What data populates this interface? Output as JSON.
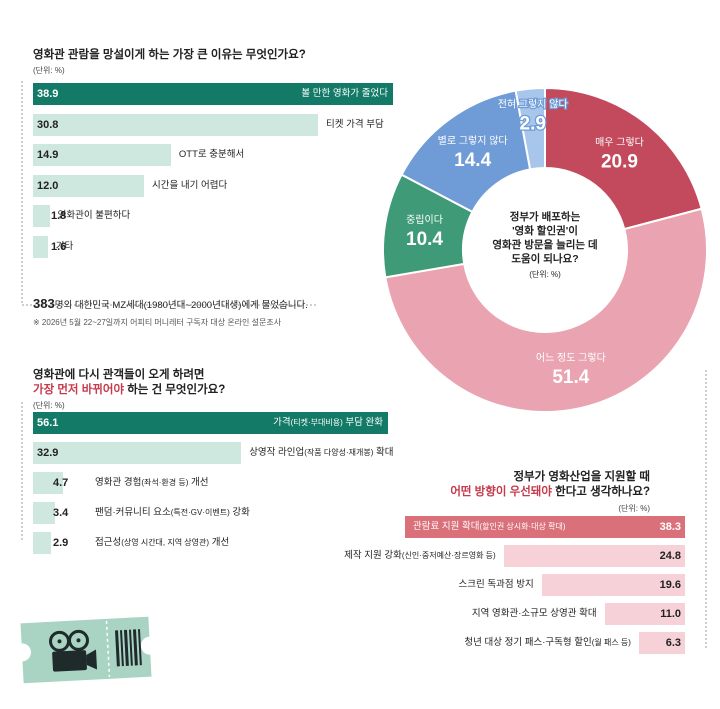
{
  "survey": {
    "count": "383",
    "text": "명의 대한민국 MZ세대(1980년대~2000년대생)에게 물었습니다.",
    "footnote": "※ 2026년 5월 22~27일까지 어피티 머니레터 구독자 대상 온라인 설문조사"
  },
  "colors": {
    "green": "#127a67",
    "mint": "#cfe8df",
    "rose": "#d9707a",
    "pink": "#f6d2d8",
    "donut_red": "#c34a5c",
    "donut_pink": "#e9a3b1",
    "donut_green": "#3f9a77",
    "donut_blue": "#6f9bd6",
    "donut_lightblue": "#a8c6ec",
    "ticket": "#a9d3c3"
  },
  "chart_data": [
    {
      "type": "bar",
      "title": "영화관 관람을 망설이게 하는 가장 큰 이유는 무엇인가요?",
      "unit": "(단위: %)",
      "categories": [
        "볼 만한 영화가 줄었다",
        "티켓 가격 부담",
        "OTT로 충분해서",
        "시간을 내기 어렵다",
        "영화관이 불편하다",
        "기타"
      ],
      "values": [
        38.9,
        30.8,
        14.9,
        12.0,
        1.8,
        1.6
      ],
      "value_labels": [
        "38.9",
        "30.8",
        "14.9",
        "12.0",
        "1.8",
        "1.6"
      ]
    },
    {
      "type": "bar",
      "title_pre": "영화관에 다시 관객들이 오게 하려면",
      "title_hl": "가장 먼저 바뀌어야",
      "title_post": " 하는 건 무엇인가요?",
      "unit": "(단위: %)",
      "categories": [
        {
          "main": "가격",
          "sub": "(티켓·부대비용)",
          "tail": " 부담 완화"
        },
        {
          "main": "상영작 라인업",
          "sub": "(작품 다양성·재개봉)",
          "tail": " 확대"
        },
        {
          "main": "영화관 경험",
          "sub": "(좌석·환경 등)",
          "tail": " 개선"
        },
        {
          "main": "팬덤·커뮤니티 요소",
          "sub": "(특전·GV·이벤트)",
          "tail": " 강화"
        },
        {
          "main": "접근성",
          "sub": "(상영 시간대, 지역 상영관)",
          "tail": " 개선"
        }
      ],
      "values": [
        56.1,
        32.9,
        4.7,
        3.4,
        2.9
      ],
      "value_labels": [
        "56.1",
        "32.9",
        "4.7",
        "3.4",
        "2.9"
      ]
    },
    {
      "type": "pie",
      "title_lines": [
        "정부가 배포하는",
        "'영화 할인권'이",
        "영화관 방문을 늘리는 데",
        "도움이 되나요?"
      ],
      "unit": "(단위: %)",
      "categories": [
        "매우 그렇다",
        "어느 정도 그렇다",
        "중립이다",
        "별로 그렇지 않다",
        "전혀 그렇지 않다"
      ],
      "values": [
        20.9,
        51.4,
        10.4,
        14.4,
        2.9
      ],
      "value_labels": [
        "20.9",
        "51.4",
        "10.4",
        "14.4",
        "2.9"
      ]
    },
    {
      "type": "bar",
      "title_line1": "정부가 영화산업을 지원할 때",
      "title_hl": "어떤 방향이 우선돼야",
      "title_post": " 한다고 생각하나요?",
      "unit": "(단위: %)",
      "categories": [
        {
          "main": "관람료 지원 확대",
          "sub": "(할인권 상시화·대상 확대)"
        },
        {
          "main": "제작 지원 강화",
          "sub": "(신인·중저예산·장르영화 등)"
        },
        {
          "main": "스크린 독과점 방지",
          "sub": ""
        },
        {
          "main": "지역 영화관·소규모 상영관 확대",
          "sub": ""
        },
        {
          "main": "청년 대상 정기 패스·구독형 할인",
          "sub": "(월 패스 등)"
        }
      ],
      "values": [
        38.3,
        24.8,
        19.6,
        11.0,
        6.3
      ],
      "value_labels": [
        "38.3",
        "24.8",
        "19.6",
        "11.0",
        "6.3"
      ]
    }
  ]
}
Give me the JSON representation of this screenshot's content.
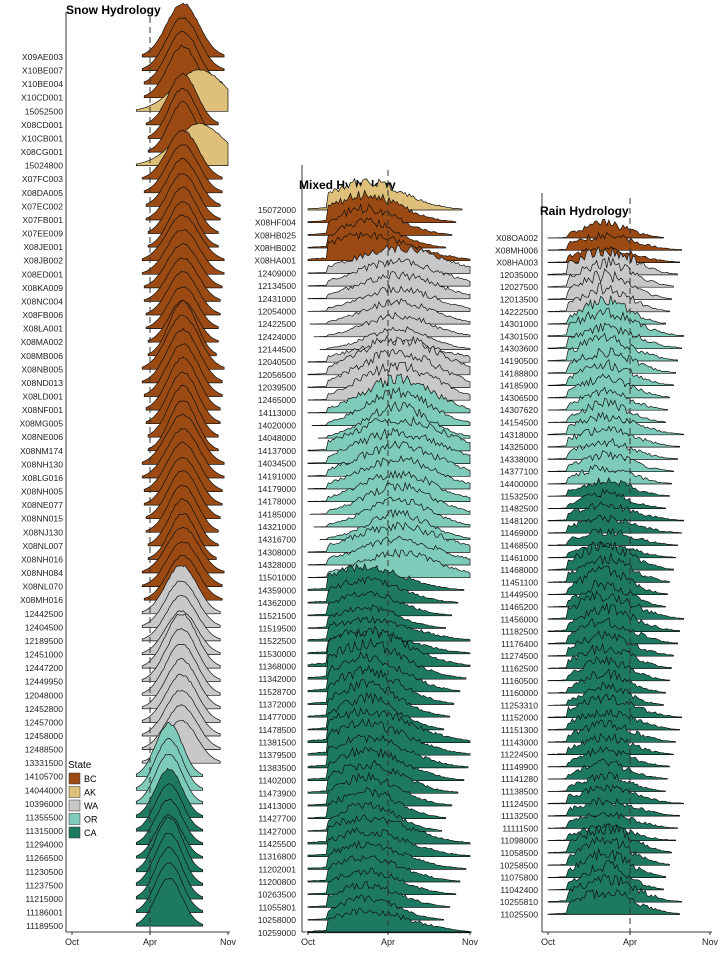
{
  "chart_data": [
    {
      "type": "area",
      "subtype": "ridgeline",
      "title": "Snow Hydrology",
      "x_ticks": [
        "Oct",
        "Apr",
        "Nov"
      ],
      "reference_line": "Apr",
      "categories": [
        "X09AE003",
        "X10BE007",
        "X10BE004",
        "X10CD001",
        "15052500",
        "X08CD001",
        "X10CB001",
        "X08CG001",
        "15024800",
        "X07FC003",
        "X08DA005",
        "X07EC002",
        "X07FB001",
        "X07EE009",
        "X08JE001",
        "X08JB002",
        "X08ED001",
        "X08KA009",
        "X08NC004",
        "X08FB006",
        "X08LA001",
        "X08MA002",
        "X08MB006",
        "X08NB005",
        "X08ND013",
        "X08LD001",
        "X08NF001",
        "X08MG005",
        "X08NE006",
        "X08NM174",
        "X08NH130",
        "X08LG016",
        "X08NH005",
        "X08NE077",
        "X08NN015",
        "X08NJ130",
        "X08NL007",
        "X08NH016",
        "X08NH084",
        "X08NL070",
        "X08MH016",
        "12442500",
        "12404500",
        "12189500",
        "12451000",
        "12447200",
        "12449950",
        "12048000",
        "12452800",
        "12457000",
        "12458000",
        "12488500",
        "13331500",
        "14105700",
        "14044000",
        "10396000",
        "11355500",
        "11315000",
        "11294000",
        "11266500",
        "11230500",
        "11237500",
        "11215000",
        "11186001",
        "11189500"
      ],
      "states": [
        "BC",
        "BC",
        "BC",
        "BC",
        "AK",
        "BC",
        "BC",
        "BC",
        "AK",
        "BC",
        "BC",
        "BC",
        "BC",
        "BC",
        "BC",
        "BC",
        "BC",
        "BC",
        "BC",
        "BC",
        "BC",
        "BC",
        "BC",
        "BC",
        "BC",
        "BC",
        "BC",
        "BC",
        "BC",
        "BC",
        "BC",
        "BC",
        "BC",
        "BC",
        "BC",
        "BC",
        "BC",
        "BC",
        "BC",
        "BC",
        "BC",
        "WA",
        "WA",
        "WA",
        "WA",
        "WA",
        "WA",
        "WA",
        "WA",
        "WA",
        "WA",
        "WA",
        "WA",
        "OR",
        "OR",
        "OR",
        "CA",
        "CA",
        "CA",
        "CA",
        "CA",
        "CA",
        "CA",
        "CA",
        "CA"
      ]
    },
    {
      "type": "area",
      "subtype": "ridgeline",
      "title": "Mixed Hydrology",
      "x_ticks": [
        "Oct",
        "Apr",
        "Nov"
      ],
      "reference_line": "Apr",
      "categories": [
        "15072000",
        "X08HF004",
        "X08HB025",
        "X08HB002",
        "X08HA001",
        "12409000",
        "12134500",
        "12431000",
        "12054000",
        "12422500",
        "12424000",
        "12144500",
        "12040500",
        "12056500",
        "12039500",
        "12465000",
        "14113000",
        "14020000",
        "14048000",
        "14137000",
        "14034500",
        "14191000",
        "14179000",
        "14178000",
        "14185000",
        "14321000",
        "14316700",
        "14308000",
        "14328000",
        "11501000",
        "14359000",
        "14362000",
        "11521500",
        "11519500",
        "11522500",
        "11530000",
        "11368000",
        "11342000",
        "11528700",
        "11372000",
        "11477000",
        "11478500",
        "11381500",
        "11379500",
        "11383500",
        "11402000",
        "11473900",
        "11413000",
        "11427700",
        "11427000",
        "11425500",
        "11316800",
        "11202001",
        "11200800",
        "10263500",
        "11055801",
        "10258000",
        "10259000"
      ],
      "states": [
        "AK",
        "BC",
        "BC",
        "BC",
        "BC",
        "WA",
        "WA",
        "WA",
        "WA",
        "WA",
        "WA",
        "WA",
        "WA",
        "WA",
        "WA",
        "WA",
        "OR",
        "OR",
        "OR",
        "OR",
        "OR",
        "OR",
        "OR",
        "OR",
        "OR",
        "OR",
        "OR",
        "OR",
        "OR",
        "OR",
        "CA",
        "CA",
        "CA",
        "CA",
        "CA",
        "CA",
        "CA",
        "CA",
        "CA",
        "CA",
        "CA",
        "CA",
        "CA",
        "CA",
        "CA",
        "CA",
        "CA",
        "CA",
        "CA",
        "CA",
        "CA",
        "CA",
        "CA",
        "CA",
        "CA",
        "CA",
        "CA",
        "CA"
      ]
    },
    {
      "type": "area",
      "subtype": "ridgeline",
      "title": "Rain Hydrology",
      "x_ticks": [
        "Oct",
        "Apr",
        "Nov"
      ],
      "reference_line": "Apr",
      "categories": [
        "X08OA002",
        "X08MH006",
        "X08HA003",
        "12035000",
        "12027500",
        "12013500",
        "14222500",
        "14301000",
        "14301500",
        "14303600",
        "14190500",
        "14188800",
        "14185900",
        "14306500",
        "14307620",
        "14154500",
        "14318000",
        "14325000",
        "14338000",
        "14377100",
        "14400000",
        "11532500",
        "11482500",
        "11481200",
        "11469000",
        "11468500",
        "11461000",
        "11468000",
        "11451100",
        "11449500",
        "11465200",
        "11456000",
        "11182500",
        "11176400",
        "11274500",
        "11162500",
        "11160500",
        "11160000",
        "11253310",
        "11152000",
        "11151300",
        "11143000",
        "11224500",
        "11149900",
        "11141280",
        "11138500",
        "11124500",
        "11132500",
        "11111500",
        "11098000",
        "11058500",
        "10258500",
        "11075800",
        "11042400",
        "10255810",
        "11025500"
      ],
      "states": [
        "BC",
        "BC",
        "BC",
        "WA",
        "WA",
        "WA",
        "WA",
        "OR",
        "OR",
        "OR",
        "OR",
        "OR",
        "OR",
        "OR",
        "OR",
        "OR",
        "OR",
        "OR",
        "OR",
        "OR",
        "OR",
        "CA",
        "CA",
        "CA",
        "CA",
        "CA",
        "CA",
        "CA",
        "CA",
        "CA",
        "CA",
        "CA",
        "CA",
        "CA",
        "CA",
        "CA",
        "CA",
        "CA",
        "CA",
        "CA",
        "CA",
        "CA",
        "CA",
        "CA",
        "CA",
        "CA",
        "CA",
        "CA",
        "CA",
        "CA",
        "CA",
        "CA",
        "CA",
        "CA",
        "CA",
        "CA"
      ]
    }
  ],
  "legend": {
    "title": "State",
    "placement": "left",
    "entries": [
      {
        "label": "BC",
        "color": "#9a4a12"
      },
      {
        "label": "AK",
        "color": "#dfc07a"
      },
      {
        "label": "WA",
        "color": "#c8c8c8"
      },
      {
        "label": "OR",
        "color": "#7fcbb9"
      },
      {
        "label": "CA",
        "color": "#1d7a60"
      }
    ]
  }
}
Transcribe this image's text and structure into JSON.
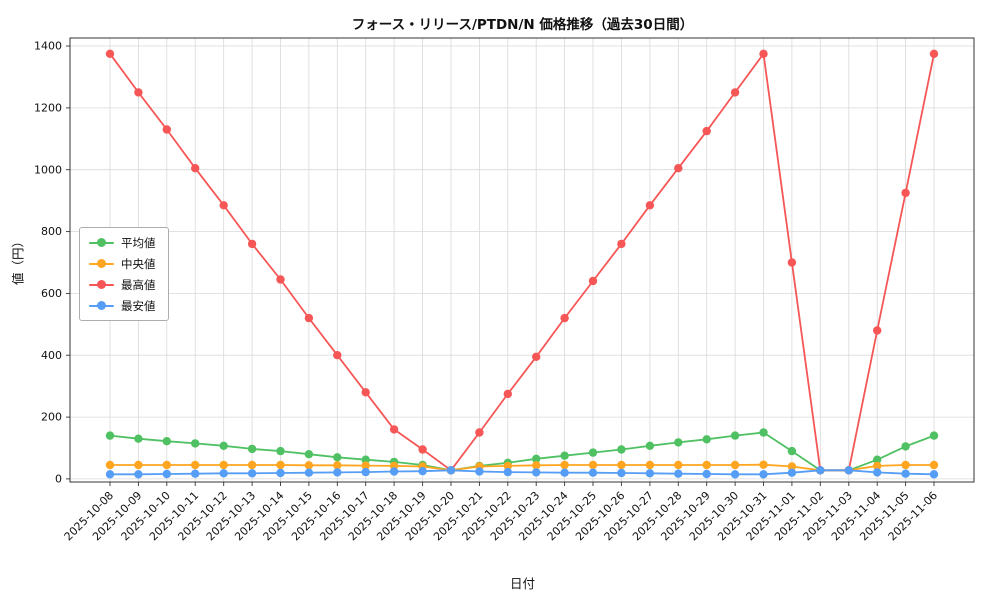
{
  "chart_data": {
    "type": "line",
    "title": "フォース・リリース/PTDN/N 価格推移（過去30日間）",
    "xlabel": "日付",
    "ylabel": "値（円）",
    "ylim": [
      0,
      1400
    ],
    "ytick_step": 200,
    "grid": true,
    "grid_color": "#d9d9d9",
    "legend_position": "left",
    "categories": [
      "2025-10-08",
      "2025-10-09",
      "2025-10-10",
      "2025-10-11",
      "2025-10-12",
      "2025-10-13",
      "2025-10-14",
      "2025-10-15",
      "2025-10-16",
      "2025-10-17",
      "2025-10-18",
      "2025-10-19",
      "2025-10-20",
      "2025-10-21",
      "2025-10-22",
      "2025-10-23",
      "2025-10-24",
      "2025-10-25",
      "2025-10-26",
      "2025-10-27",
      "2025-10-28",
      "2025-10-29",
      "2025-10-30",
      "2025-10-31",
      "2025-11-01",
      "2025-11-02",
      "2025-11-03",
      "2025-11-04",
      "2025-11-05",
      "2025-11-06"
    ],
    "series": [
      {
        "key": "mean",
        "name": "平均値",
        "color": "#4fc163",
        "values": [
          140,
          130,
          122,
          115,
          107,
          97,
          90,
          80,
          70,
          62,
          55,
          45,
          28,
          42,
          52,
          65,
          75,
          85,
          95,
          107,
          118,
          128,
          140,
          150,
          90,
          28,
          28,
          62,
          105,
          140
        ]
      },
      {
        "key": "median",
        "name": "中央値",
        "color": "#ffa51f",
        "values": [
          45,
          45,
          45,
          45,
          45,
          45,
          45,
          44,
          44,
          43,
          42,
          40,
          28,
          40,
          42,
          44,
          45,
          45,
          45,
          45,
          45,
          45,
          45,
          46,
          40,
          28,
          28,
          42,
          45,
          45
        ]
      },
      {
        "key": "max",
        "name": "最高値",
        "color": "#f65656",
        "values": [
          1375,
          1250,
          1130,
          1005,
          885,
          760,
          645,
          520,
          400,
          280,
          160,
          95,
          28,
          150,
          275,
          395,
          520,
          640,
          760,
          885,
          1005,
          1125,
          1250,
          1375,
          700,
          28,
          28,
          480,
          925,
          1375
        ]
      },
      {
        "key": "min",
        "name": "最安値",
        "color": "#569df5",
        "values": [
          15,
          15,
          16,
          17,
          18,
          18,
          19,
          20,
          21,
          22,
          24,
          25,
          28,
          24,
          22,
          21,
          20,
          20,
          19,
          18,
          17,
          16,
          15,
          15,
          20,
          28,
          28,
          21,
          17,
          15
        ]
      }
    ]
  }
}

» **TASK TO COMPLETE**
Show every line above in which the word "this" occurs.

» **EXPECTED ANSWER**
What data populates this interface? Output as JSON.
Give me the JSON representation of this screenshot's content.
Transcribe this image's text and structure into JSON.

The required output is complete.